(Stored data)
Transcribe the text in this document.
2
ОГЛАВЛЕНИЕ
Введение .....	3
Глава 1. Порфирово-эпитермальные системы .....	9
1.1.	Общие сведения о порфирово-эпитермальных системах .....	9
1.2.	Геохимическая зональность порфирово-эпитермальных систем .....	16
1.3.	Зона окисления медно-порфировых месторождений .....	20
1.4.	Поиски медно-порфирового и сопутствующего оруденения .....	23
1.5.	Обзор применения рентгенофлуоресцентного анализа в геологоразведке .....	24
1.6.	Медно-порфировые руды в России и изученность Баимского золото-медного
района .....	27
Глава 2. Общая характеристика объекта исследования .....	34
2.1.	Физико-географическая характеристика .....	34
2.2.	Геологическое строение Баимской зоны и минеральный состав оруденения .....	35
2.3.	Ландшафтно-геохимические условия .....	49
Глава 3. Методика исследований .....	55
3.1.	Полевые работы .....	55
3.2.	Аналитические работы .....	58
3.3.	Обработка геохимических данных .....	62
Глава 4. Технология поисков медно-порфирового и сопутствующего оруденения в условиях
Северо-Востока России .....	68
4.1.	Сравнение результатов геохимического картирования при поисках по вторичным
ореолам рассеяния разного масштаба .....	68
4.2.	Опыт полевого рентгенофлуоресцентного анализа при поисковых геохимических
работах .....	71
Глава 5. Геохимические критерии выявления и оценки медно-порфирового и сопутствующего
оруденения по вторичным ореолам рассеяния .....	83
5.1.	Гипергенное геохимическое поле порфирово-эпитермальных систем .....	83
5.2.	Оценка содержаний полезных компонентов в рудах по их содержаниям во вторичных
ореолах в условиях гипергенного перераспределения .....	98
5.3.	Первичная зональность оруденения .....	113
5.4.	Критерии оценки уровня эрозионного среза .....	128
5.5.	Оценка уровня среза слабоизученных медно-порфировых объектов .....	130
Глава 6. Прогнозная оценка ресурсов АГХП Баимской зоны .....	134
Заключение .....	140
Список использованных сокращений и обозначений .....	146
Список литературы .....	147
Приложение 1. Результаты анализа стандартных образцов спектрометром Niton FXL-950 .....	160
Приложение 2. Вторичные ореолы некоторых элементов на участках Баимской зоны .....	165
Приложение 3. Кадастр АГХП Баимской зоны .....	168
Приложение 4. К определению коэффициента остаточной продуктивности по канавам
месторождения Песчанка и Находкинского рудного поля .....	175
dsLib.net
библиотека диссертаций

Work instructions:
Reproduce every line of the material above exactly.

Result of this exercise:
Transcribe the text in this document.
2
ОГЛАВЛЕНИЕ
Введение .....	3
Глава 1. Порфирово-эпитермальные системы .....	9
1.1.	Общие сведения о порфирово-эпитермальных системах .....	9
1.2.	Геохимическая зональность порфирово-эпитермальных систем .....	16
1.3.	Зона окисления медно-порфировых месторождений .....	20
1.4.	Поиски медно-порфирового и сопутствующего оруденения .....	23
1.5.	Обзор применения рентгенофлуоресцентного анализа в геологоразведке .....	24
1.6.	Медно-порфировые руды в России и изученность Баимского золото-медного
района .....	27
Глава 2. Общая характеристика объекта исследования .....	34
2.1.	Физико-географическая характеристика .....	34
2.2.	Геологическое строение Баимской зоны и минеральный состав оруденения .....	35
2.3.	Ландшафтно-геохимические условия .....	49
Глава 3. Методика исследований .....	55
3.1.	Полевые работы .....	55
3.2.	Аналитические работы .....	58
3.3.	Обработка геохимических данных .....	62
Глава 4. Технология поисков медно-порфирового и сопутствующего оруденения в условиях
Северо-Востока России .....	68
4.1.	Сравнение результатов геохимического картирования при поисках по вторичным
ореолам рассеяния разного масштаба .....	68
4.2.	Опыт полевого рентгенофлуоресцентного анализа при поисковых геохимических
работах .....	71
Глава 5. Геохимические критерии выявления и оценки медно-порфирового и сопутствующего
оруденения по вторичным ореолам рассеяния .....	83
5.1.	Гипергенное геохимическое поле порфирово-эпитермальных систем .....	83
5.2.	Оценка содержаний полезных компонентов в рудах по их содержаниям во вторичных
ореолах в условиях гипергенного перераспределения .....	98
5.3.	Первичная зональность оруденения .....	113
5.4.	Критерии оценки уровня эрозионного среза .....	128
5.5.	Оценка уровня среза слабоизученных медно-порфировых объектов .....	130
Глава 6. Прогнозная оценка ресурсов АГХП Баимской зоны .....	134
Заключение .....	140
Список использованных сокращений и обозначений .....	146
Список литературы .....	147
Приложение 1. Результаты анализа стандартных образцов спектрометром Niton FXL-950 .....	160
Приложение 2. Вторичные ореолы некоторых элементов на участках Баимской зоны .....	165
Приложение 3. Кадастр АГХП Баимской зоны .....	168
Приложение 4. К определению коэффициента остаточной продуктивности по канавам
месторождения Песчанка и Находкинского рудного поля .....	175
dsLib.net
библиотека диссертаций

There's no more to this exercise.